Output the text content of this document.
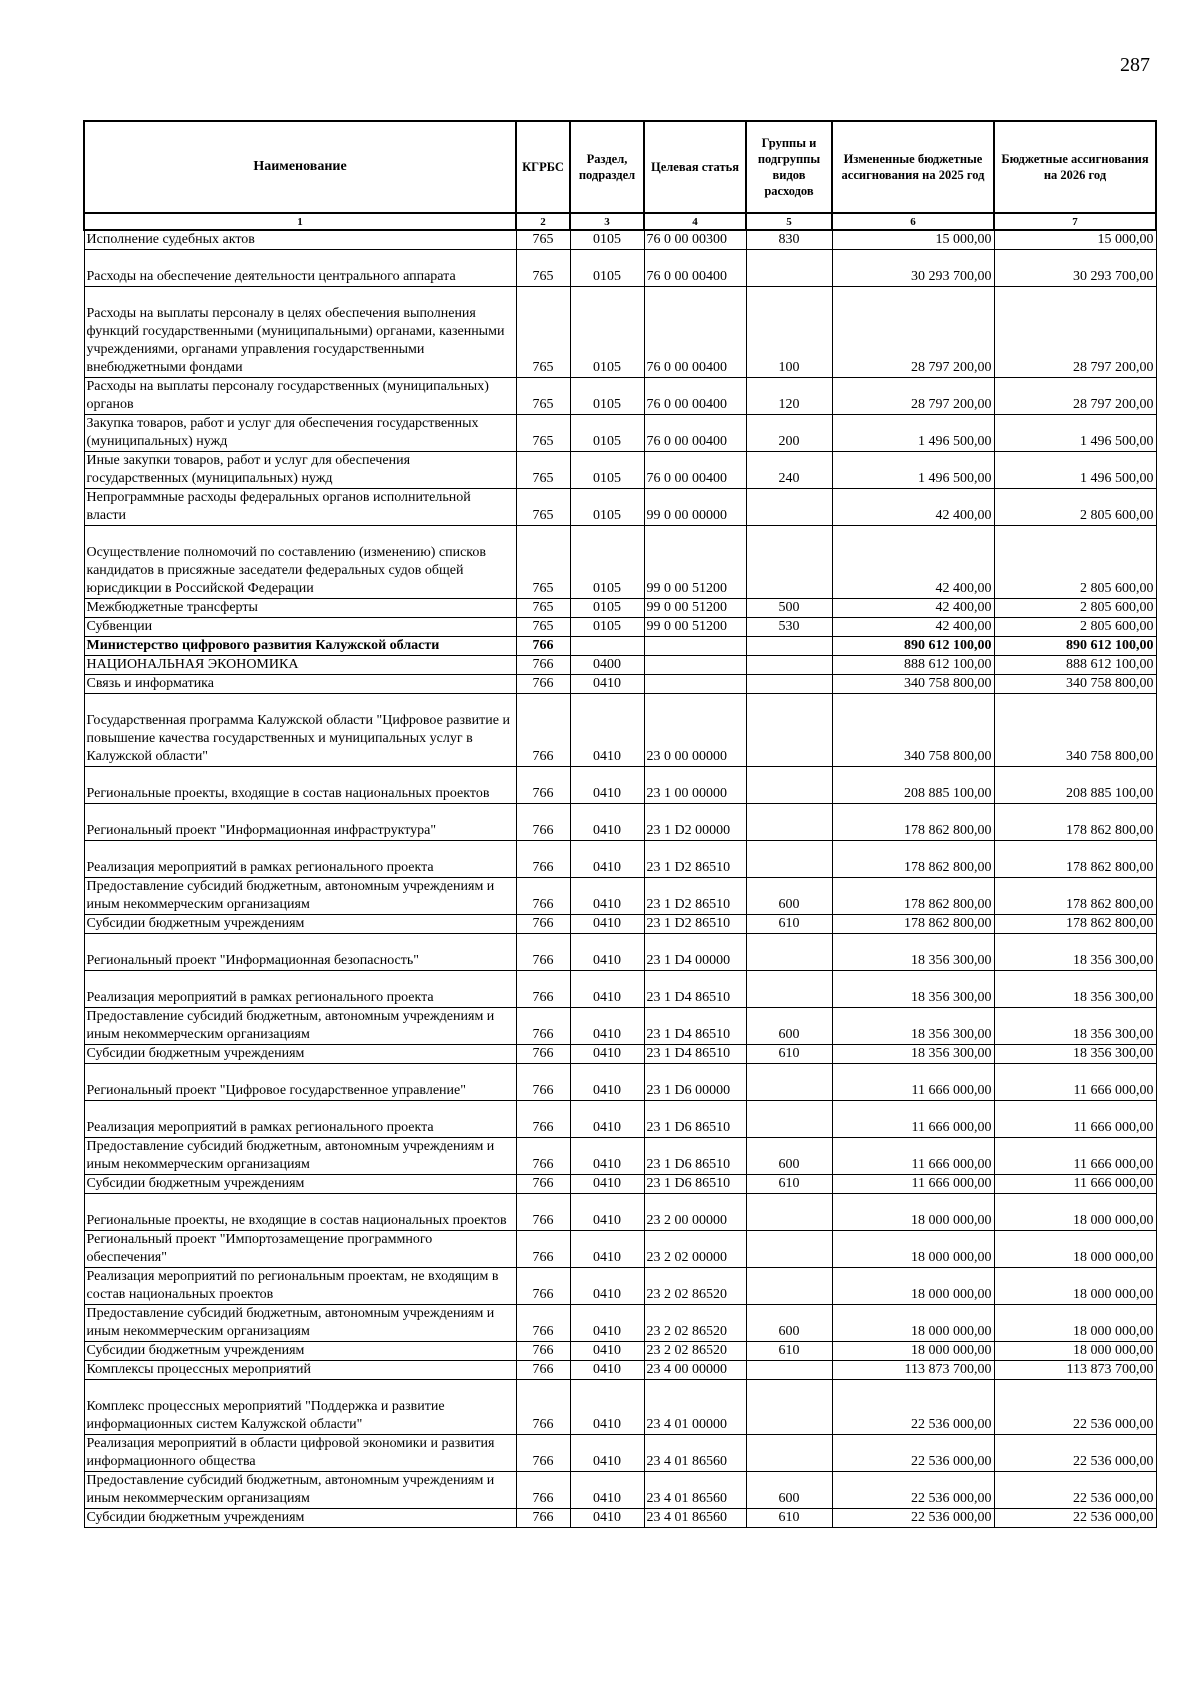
287
Наименование	КГРБС	Раздел, подраздел	Целевая статья	Группы и подгруппы видов расходов	Измененные бюджетные ассигнования на 2025 год	Бюджетные ассигнования на 2026 год
1	2	3	4	5	6	7
Исполнение судебных актов	765	0105	76 0 00 00300	830	15 000,00	15 000,00
Расходы на обеспечение деятельности центрального аппарата	765	0105	76 0 00 00400		30 293 700,00	30 293 700,00
Расходы на выплаты персоналу в целях обеспечения выполнения функций государственными (муниципальными) органами, казенными учреждениями, органами управления государственными внебюджетными фондами	765	0105	76 0 00 00400	100	28 797 200,00	28 797 200,00
Расходы на выплаты персоналу государственных (муниципальных) органов	765	0105	76 0 00 00400	120	28 797 200,00	28 797 200,00
Закупка товаров, работ и услуг для обеспечения государственных (муниципальных) нужд	765	0105	76 0 00 00400	200	1 496 500,00	1 496 500,00
Иные закупки товаров, работ и услуг для обеспечения государственных (муниципальных) нужд	765	0105	76 0 00 00400	240	1 496 500,00	1 496 500,00
Непрограммные расходы федеральных органов исполнительной власти	765	0105	99 0 00 00000		42 400,00	2 805 600,00
Осуществление полномочий по составлению (изменению) списков кандидатов в присяжные заседатели федеральных судов общей юрисдикции в Российской Федерации	765	0105	99 0 00 51200		42 400,00	2 805 600,00
Межбюджетные трансферты	765	0105	99 0 00 51200	500	42 400,00	2 805 600,00
Субвенции	765	0105	99 0 00 51200	530	42 400,00	2 805 600,00
Министерство цифрового развития Калужской области	766				890 612 100,00	890 612 100,00
НАЦИОНАЛЬНАЯ ЭКОНОМИКА	766	0400			888 612 100,00	888 612 100,00
Связь и информатика	766	0410			340 758 800,00	340 758 800,00
Государственная программа Калужской области "Цифровое развитие и повышение качества государственных и муниципальных услуг в Калужской области"	766	0410	23 0 00 00000		340 758 800,00	340 758 800,00
Региональные проекты, входящие в состав национальных проектов	766	0410	23 1 00 00000		208 885 100,00	208 885 100,00
Региональный проект "Информационная инфраструктура"	766	0410	23 1 D2 00000		178 862 800,00	178 862 800,00
Реализация мероприятий в рамках регионального проекта	766	0410	23 1 D2 86510		178 862 800,00	178 862 800,00
Предоставление субсидий бюджетным, автономным учреждениям и иным некоммерческим организациям	766	0410	23 1 D2 86510	600	178 862 800,00	178 862 800,00
Субсидии бюджетным учреждениям	766	0410	23 1 D2 86510	610	178 862 800,00	178 862 800,00
Региональный проект "Информационная безопасность"	766	0410	23 1 D4 00000		18 356 300,00	18 356 300,00
Реализация мероприятий в рамках регионального проекта	766	0410	23 1 D4 86510		18 356 300,00	18 356 300,00
Предоставление субсидий бюджетным, автономным учреждениям и иным некоммерческим организациям	766	0410	23 1 D4 86510	600	18 356 300,00	18 356 300,00
Субсидии бюджетным учреждениям	766	0410	23 1 D4 86510	610	18 356 300,00	18 356 300,00
Региональный проект "Цифровое государственное управление"	766	0410	23 1 D6 00000		11 666 000,00	11 666 000,00
Реализация мероприятий в рамках регионального проекта	766	0410	23 1 D6 86510		11 666 000,00	11 666 000,00
Предоставление субсидий бюджетным, автономным учреждениям и иным некоммерческим организациям	766	0410	23 1 D6 86510	600	11 666 000,00	11 666 000,00
Субсидии бюджетным учреждениям	766	0410	23 1 D6 86510	610	11 666 000,00	11 666 000,00
Региональные проекты, не входящие в состав национальных проектов	766	0410	23 2 00 00000		18 000 000,00	18 000 000,00
Региональный проект "Импортозамещение программного обеспечения"	766	0410	23 2 02 00000		18 000 000,00	18 000 000,00
Реализация мероприятий по региональным проектам, не входящим в состав национальных проектов	766	0410	23 2 02 86520		18 000 000,00	18 000 000,00
Предоставление субсидий бюджетным, автономным учреждениям и иным некоммерческим организациям	766	0410	23 2 02 86520	600	18 000 000,00	18 000 000,00
Субсидии бюджетным учреждениям	766	0410	23 2 02 86520	610	18 000 000,00	18 000 000,00
Комплексы процессных мероприятий	766	0410	23 4 00 00000		113 873 700,00	113 873 700,00
Комплекс процессных мероприятий "Поддержка и развитие информационных систем Калужской области"	766	0410	23 4 01 00000		22 536 000,00	22 536 000,00
Реализация мероприятий в области цифровой экономики и развития информационного общества	766	0410	23 4 01 86560		22 536 000,00	22 536 000,00
Предоставление субсидий бюджетным, автономным учреждениям и иным некоммерческим организациям	766	0410	23 4 01 86560	600	22 536 000,00	22 536 000,00
Субсидии бюджетным учреждениям	766	0410	23 4 01 86560	610	22 536 000,00	22 536 000,00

........

Instructions to follow: Each line that holds the string "услуг" counts once; give the total and nothing else.

Solution to this task: 3